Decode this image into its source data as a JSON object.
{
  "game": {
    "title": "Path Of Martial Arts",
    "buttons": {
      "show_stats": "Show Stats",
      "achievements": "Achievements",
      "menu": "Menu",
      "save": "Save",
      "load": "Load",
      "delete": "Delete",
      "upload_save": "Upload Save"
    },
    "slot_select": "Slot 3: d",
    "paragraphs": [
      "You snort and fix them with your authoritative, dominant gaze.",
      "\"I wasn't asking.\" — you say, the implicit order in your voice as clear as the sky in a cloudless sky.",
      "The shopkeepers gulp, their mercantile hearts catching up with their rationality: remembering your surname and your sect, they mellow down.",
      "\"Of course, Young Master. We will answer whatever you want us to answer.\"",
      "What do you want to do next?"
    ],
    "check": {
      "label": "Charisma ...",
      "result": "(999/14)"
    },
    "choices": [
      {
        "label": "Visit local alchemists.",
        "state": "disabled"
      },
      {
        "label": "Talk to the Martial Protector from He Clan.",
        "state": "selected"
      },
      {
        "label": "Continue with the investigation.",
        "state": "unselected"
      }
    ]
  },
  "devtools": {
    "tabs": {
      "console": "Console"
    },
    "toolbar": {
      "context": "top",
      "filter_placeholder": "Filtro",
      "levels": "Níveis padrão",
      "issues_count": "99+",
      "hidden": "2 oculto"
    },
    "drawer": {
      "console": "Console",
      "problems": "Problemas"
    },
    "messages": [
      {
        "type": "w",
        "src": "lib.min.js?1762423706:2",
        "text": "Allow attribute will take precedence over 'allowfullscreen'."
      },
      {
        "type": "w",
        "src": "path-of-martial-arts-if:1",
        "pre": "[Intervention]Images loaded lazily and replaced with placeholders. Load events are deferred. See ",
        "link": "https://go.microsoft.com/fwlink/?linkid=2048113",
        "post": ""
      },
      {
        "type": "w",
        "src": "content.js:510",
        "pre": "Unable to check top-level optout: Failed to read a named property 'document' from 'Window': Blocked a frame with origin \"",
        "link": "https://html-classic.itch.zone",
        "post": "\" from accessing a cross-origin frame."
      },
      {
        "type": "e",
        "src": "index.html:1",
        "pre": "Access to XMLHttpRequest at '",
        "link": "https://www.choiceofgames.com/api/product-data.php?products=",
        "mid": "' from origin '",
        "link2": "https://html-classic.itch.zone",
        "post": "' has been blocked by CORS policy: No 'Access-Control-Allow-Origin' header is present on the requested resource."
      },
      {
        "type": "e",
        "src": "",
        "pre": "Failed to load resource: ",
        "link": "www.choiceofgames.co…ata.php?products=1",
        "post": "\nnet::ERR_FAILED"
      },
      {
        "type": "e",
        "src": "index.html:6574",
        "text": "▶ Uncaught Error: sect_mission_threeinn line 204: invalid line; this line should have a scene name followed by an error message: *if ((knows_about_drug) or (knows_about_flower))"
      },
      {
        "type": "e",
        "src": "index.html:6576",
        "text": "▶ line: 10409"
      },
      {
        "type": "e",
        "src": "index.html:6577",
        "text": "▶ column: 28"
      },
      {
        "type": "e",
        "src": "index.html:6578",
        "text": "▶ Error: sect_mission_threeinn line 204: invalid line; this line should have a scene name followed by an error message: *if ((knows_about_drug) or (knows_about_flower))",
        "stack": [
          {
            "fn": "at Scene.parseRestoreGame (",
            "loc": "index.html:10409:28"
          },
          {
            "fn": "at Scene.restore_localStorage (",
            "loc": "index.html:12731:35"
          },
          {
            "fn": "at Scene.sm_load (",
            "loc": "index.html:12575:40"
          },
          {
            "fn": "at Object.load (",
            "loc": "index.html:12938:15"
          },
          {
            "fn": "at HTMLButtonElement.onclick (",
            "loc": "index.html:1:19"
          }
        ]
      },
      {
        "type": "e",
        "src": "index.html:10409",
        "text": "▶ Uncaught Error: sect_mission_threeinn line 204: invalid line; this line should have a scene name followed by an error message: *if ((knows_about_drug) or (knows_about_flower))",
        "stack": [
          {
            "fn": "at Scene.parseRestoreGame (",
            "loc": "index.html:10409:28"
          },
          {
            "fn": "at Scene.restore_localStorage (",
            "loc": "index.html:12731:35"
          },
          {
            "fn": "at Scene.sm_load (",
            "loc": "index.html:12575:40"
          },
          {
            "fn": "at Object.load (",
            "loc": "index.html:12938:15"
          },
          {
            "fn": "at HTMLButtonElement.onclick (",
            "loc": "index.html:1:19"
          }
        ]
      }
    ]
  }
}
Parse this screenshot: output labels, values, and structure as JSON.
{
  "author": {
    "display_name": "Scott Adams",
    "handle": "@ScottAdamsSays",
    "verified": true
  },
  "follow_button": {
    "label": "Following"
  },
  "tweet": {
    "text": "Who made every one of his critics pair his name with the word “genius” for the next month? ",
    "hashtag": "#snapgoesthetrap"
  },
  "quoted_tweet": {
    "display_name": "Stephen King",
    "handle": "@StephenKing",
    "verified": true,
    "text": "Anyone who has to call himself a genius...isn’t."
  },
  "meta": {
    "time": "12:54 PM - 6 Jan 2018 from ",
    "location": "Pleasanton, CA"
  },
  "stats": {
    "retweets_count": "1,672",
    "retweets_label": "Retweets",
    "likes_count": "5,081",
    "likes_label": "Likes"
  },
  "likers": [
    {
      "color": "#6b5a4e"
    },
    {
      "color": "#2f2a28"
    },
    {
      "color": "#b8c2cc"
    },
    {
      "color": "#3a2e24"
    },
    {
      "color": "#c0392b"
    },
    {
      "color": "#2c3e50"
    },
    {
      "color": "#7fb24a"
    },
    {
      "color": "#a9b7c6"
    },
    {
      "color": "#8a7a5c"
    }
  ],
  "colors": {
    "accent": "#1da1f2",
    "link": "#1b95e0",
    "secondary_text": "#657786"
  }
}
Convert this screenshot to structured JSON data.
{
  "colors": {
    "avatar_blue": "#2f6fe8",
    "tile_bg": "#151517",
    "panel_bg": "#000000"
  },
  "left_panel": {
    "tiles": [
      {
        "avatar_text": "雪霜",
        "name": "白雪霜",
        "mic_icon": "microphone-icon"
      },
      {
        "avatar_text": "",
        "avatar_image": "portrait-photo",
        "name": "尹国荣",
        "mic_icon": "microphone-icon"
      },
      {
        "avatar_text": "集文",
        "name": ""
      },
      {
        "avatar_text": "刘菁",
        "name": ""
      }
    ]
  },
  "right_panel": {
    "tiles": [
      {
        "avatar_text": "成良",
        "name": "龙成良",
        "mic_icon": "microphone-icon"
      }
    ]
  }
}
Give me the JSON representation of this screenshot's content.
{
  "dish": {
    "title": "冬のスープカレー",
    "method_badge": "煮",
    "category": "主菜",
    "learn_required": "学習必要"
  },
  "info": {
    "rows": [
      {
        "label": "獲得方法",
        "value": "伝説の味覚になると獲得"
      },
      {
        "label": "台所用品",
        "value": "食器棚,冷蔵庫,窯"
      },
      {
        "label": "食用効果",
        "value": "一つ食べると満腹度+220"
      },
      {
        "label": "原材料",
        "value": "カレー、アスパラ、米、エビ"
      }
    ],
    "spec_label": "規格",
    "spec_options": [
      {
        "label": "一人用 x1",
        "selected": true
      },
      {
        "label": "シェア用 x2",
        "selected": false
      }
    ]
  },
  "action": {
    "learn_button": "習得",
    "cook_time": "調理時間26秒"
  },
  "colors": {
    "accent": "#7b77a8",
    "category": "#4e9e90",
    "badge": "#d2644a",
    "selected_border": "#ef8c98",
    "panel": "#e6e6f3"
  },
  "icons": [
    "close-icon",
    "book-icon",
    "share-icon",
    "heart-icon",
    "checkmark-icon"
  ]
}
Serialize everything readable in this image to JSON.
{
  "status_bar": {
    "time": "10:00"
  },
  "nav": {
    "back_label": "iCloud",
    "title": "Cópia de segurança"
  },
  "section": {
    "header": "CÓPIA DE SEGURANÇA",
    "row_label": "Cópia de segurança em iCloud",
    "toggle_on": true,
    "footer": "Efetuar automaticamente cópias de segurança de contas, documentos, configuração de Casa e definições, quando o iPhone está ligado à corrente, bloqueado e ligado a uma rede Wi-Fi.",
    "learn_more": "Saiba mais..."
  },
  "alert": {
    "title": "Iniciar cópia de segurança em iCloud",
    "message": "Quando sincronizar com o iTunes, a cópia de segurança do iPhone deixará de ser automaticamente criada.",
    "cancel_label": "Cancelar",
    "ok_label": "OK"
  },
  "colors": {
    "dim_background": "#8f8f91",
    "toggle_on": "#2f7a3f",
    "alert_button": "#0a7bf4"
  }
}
########
TASK GOAL | Respond with nothing but the number of lines in the entries that contain the string "itch".

ANSWER BELOW | 2